* **EXERCISE**: Look through the entries below and report how many lines hold the string "appears". Only the number is wanted.

* **DATA ROWS**:
-- -- --

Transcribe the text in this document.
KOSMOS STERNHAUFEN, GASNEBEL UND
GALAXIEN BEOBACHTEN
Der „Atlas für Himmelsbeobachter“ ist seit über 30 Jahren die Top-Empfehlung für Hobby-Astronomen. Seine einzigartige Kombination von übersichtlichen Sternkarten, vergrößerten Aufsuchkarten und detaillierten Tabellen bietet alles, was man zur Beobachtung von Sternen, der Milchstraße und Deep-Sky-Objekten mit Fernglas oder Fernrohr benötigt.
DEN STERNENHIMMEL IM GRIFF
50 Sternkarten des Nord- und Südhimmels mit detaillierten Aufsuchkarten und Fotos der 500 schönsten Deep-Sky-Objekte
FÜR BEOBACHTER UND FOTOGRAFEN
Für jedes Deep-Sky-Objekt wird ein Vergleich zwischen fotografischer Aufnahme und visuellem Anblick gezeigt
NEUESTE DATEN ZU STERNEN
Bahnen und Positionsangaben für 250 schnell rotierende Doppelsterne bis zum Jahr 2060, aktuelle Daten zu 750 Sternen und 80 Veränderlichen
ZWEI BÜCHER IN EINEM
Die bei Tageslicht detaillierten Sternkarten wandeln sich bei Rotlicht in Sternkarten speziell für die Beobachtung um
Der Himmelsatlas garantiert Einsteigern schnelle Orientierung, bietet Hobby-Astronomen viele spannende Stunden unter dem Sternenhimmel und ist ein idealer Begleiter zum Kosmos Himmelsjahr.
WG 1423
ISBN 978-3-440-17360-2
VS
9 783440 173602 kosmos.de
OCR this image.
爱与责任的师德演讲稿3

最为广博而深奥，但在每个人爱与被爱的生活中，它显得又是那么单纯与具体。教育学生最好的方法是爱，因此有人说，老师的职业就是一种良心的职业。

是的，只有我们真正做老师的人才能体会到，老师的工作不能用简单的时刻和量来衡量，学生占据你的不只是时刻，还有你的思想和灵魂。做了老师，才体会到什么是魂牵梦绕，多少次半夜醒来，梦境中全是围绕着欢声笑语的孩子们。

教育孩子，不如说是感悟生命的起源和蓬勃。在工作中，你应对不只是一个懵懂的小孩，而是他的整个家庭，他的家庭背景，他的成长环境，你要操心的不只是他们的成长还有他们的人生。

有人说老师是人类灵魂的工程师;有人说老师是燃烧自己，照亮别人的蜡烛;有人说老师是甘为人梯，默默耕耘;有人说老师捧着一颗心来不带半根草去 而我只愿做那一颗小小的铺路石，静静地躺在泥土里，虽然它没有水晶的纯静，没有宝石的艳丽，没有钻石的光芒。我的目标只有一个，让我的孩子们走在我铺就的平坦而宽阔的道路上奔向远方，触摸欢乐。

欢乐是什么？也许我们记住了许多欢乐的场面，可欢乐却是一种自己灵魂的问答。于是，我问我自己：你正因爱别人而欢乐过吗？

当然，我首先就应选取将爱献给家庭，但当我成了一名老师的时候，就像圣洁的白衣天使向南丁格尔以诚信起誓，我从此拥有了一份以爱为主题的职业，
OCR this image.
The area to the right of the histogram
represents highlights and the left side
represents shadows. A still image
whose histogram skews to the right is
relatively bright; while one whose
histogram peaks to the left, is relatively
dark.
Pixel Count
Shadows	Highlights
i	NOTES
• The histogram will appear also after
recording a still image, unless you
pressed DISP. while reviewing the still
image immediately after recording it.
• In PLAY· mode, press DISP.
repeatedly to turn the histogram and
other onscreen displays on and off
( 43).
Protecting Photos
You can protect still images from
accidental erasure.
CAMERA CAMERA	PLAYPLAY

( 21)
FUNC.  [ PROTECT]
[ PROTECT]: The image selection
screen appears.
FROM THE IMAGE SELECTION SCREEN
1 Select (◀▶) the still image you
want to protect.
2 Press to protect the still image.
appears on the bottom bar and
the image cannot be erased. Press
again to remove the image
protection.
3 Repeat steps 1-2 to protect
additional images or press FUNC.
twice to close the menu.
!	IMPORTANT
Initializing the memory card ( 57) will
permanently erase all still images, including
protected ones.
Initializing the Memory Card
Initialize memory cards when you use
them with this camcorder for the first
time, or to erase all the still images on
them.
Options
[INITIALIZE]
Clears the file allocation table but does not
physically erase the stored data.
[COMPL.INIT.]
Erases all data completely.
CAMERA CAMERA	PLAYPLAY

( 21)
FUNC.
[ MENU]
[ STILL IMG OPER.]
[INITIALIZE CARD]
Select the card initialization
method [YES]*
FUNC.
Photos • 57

-- -- --

* **RESULT FOR THIS EXERCISE**: 2